WORK TO DO:
Print the lines of the listing below without alteration, beginning with the first line and continuing through the line that contains "580, 574, 597]".

(Listings of boxed layout items)
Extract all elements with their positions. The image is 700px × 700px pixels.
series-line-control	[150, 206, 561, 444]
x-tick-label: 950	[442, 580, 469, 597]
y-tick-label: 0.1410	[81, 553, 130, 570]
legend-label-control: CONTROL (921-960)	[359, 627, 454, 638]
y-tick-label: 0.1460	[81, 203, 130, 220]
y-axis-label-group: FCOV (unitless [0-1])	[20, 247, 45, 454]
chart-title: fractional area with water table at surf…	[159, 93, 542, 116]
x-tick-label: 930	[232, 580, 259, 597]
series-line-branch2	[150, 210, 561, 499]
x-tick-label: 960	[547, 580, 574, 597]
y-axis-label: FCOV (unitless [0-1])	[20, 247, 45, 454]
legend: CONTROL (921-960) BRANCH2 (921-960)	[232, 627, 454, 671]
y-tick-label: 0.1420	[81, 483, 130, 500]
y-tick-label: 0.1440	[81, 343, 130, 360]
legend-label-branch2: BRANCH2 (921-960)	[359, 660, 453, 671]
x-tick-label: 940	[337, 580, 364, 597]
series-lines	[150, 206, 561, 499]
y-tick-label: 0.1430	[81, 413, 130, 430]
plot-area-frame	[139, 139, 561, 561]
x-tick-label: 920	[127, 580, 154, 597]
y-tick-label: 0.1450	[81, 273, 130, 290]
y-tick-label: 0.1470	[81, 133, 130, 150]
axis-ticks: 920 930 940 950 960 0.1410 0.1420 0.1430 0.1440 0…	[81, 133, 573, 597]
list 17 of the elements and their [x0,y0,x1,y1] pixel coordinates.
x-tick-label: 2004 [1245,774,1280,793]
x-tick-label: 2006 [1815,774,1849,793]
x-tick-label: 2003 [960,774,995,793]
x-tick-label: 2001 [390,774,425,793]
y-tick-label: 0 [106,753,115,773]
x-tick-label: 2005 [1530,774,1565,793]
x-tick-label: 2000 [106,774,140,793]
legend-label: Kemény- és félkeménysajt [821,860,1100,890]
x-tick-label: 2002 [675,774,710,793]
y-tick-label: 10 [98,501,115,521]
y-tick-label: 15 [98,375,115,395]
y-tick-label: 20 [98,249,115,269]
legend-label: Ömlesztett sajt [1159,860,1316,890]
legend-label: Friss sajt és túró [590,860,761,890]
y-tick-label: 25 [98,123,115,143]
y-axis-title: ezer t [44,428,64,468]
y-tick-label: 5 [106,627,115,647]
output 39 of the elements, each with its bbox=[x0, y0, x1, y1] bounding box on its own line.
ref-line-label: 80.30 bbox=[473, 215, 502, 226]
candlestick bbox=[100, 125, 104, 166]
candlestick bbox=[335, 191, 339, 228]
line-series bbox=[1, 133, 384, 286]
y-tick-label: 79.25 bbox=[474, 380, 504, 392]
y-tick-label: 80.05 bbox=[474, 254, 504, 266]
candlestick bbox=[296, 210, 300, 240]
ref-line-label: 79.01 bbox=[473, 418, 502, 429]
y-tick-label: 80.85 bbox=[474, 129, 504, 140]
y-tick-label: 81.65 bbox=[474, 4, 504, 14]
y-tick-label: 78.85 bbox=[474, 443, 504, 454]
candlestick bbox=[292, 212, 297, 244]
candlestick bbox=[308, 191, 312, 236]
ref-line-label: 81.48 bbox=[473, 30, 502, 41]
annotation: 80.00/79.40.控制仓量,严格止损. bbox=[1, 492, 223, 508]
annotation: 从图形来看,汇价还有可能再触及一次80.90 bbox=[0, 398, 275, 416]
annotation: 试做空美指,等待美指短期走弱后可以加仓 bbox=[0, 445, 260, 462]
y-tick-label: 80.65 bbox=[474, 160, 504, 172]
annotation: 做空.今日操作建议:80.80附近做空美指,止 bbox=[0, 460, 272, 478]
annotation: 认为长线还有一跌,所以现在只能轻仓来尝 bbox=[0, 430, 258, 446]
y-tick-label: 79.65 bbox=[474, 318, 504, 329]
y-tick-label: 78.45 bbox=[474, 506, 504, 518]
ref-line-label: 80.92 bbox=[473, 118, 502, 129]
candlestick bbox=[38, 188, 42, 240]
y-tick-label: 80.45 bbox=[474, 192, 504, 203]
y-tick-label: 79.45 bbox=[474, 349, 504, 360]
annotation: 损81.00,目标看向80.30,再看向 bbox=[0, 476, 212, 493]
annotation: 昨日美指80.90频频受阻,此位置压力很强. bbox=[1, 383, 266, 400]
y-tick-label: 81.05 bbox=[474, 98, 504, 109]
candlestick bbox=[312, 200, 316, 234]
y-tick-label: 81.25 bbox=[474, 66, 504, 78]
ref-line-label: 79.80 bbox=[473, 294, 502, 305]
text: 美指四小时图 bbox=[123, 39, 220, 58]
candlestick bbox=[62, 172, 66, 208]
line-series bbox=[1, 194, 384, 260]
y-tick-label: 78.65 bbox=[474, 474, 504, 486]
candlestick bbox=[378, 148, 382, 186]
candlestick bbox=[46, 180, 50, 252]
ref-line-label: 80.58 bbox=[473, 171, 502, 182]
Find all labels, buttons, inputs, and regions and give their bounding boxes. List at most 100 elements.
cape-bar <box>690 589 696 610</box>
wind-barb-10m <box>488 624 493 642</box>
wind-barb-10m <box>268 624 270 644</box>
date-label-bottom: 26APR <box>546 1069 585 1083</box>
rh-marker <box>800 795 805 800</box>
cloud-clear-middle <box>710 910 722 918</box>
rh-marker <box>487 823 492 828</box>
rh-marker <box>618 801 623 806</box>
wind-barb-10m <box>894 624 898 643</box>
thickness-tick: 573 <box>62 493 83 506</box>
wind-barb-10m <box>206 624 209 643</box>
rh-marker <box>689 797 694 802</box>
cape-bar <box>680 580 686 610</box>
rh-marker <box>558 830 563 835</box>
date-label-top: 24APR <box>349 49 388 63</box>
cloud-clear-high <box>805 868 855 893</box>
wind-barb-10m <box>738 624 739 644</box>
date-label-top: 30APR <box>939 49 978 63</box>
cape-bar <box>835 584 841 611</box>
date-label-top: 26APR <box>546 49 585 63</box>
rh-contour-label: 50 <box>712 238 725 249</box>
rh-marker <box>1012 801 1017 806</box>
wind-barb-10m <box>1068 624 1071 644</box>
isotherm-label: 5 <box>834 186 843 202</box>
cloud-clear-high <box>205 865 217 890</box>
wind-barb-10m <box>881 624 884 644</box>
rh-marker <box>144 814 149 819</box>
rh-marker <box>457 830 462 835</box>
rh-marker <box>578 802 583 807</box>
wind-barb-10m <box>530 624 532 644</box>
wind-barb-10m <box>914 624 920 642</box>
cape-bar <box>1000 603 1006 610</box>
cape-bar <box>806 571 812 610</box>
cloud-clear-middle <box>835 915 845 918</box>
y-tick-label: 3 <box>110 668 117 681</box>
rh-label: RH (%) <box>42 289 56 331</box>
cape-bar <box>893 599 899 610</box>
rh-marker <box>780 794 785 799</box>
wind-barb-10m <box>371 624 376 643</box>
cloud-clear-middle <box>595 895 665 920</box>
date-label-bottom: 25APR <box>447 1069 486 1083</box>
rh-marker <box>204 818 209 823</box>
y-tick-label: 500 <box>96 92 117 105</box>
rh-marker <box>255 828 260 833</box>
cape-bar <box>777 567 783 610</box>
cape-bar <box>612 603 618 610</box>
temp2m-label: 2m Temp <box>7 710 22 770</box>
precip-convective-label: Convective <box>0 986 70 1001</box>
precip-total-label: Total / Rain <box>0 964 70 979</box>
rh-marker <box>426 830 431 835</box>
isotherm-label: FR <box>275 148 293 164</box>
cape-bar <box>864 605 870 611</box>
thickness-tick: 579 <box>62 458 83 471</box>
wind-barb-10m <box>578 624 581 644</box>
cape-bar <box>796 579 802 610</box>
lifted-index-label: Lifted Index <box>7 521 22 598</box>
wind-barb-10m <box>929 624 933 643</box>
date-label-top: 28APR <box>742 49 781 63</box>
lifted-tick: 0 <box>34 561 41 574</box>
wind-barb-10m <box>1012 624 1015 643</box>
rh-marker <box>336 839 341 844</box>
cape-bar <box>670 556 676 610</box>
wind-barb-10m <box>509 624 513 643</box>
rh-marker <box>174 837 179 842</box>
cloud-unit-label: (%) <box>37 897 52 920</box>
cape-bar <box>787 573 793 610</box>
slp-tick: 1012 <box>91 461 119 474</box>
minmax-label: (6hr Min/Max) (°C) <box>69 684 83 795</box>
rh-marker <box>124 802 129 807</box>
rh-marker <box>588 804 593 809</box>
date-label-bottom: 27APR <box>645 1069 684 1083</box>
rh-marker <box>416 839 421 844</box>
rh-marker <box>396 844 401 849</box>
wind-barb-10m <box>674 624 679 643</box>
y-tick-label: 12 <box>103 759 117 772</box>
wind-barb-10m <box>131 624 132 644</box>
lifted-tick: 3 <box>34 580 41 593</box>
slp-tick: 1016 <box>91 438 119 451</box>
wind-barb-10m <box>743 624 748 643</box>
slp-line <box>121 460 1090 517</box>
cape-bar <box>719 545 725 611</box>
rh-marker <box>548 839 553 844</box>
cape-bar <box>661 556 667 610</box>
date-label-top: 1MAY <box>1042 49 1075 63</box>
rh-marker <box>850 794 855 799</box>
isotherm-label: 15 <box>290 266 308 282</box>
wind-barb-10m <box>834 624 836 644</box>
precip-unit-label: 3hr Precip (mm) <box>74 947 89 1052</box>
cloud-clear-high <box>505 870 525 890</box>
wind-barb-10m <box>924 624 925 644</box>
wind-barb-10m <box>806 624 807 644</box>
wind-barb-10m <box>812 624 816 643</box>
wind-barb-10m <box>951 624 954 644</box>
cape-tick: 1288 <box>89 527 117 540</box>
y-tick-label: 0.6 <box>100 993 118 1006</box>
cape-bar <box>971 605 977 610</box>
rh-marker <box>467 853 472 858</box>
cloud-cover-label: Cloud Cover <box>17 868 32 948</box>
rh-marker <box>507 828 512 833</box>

FINAL RESULT:
Extract all elements with their positions. The image is 700px × 700px pixels.
series-line-control	[150, 206, 561, 444]
x-tick-label: 950	[442, 580, 469, 597]
y-tick-label: 0.1410	[81, 553, 130, 570]
legend-label-control: CONTROL (921-960)	[359, 627, 454, 638]
y-tick-label: 0.1460	[81, 203, 130, 220]
y-axis-label-group: FCOV (unitless [0-1])	[20, 247, 45, 454]
chart-title: fractional area with water table at surf…	[159, 93, 542, 116]
x-tick-label: 930	[232, 580, 259, 597]
series-line-branch2	[150, 210, 561, 499]
x-tick-label: 960	[547, 580, 574, 597]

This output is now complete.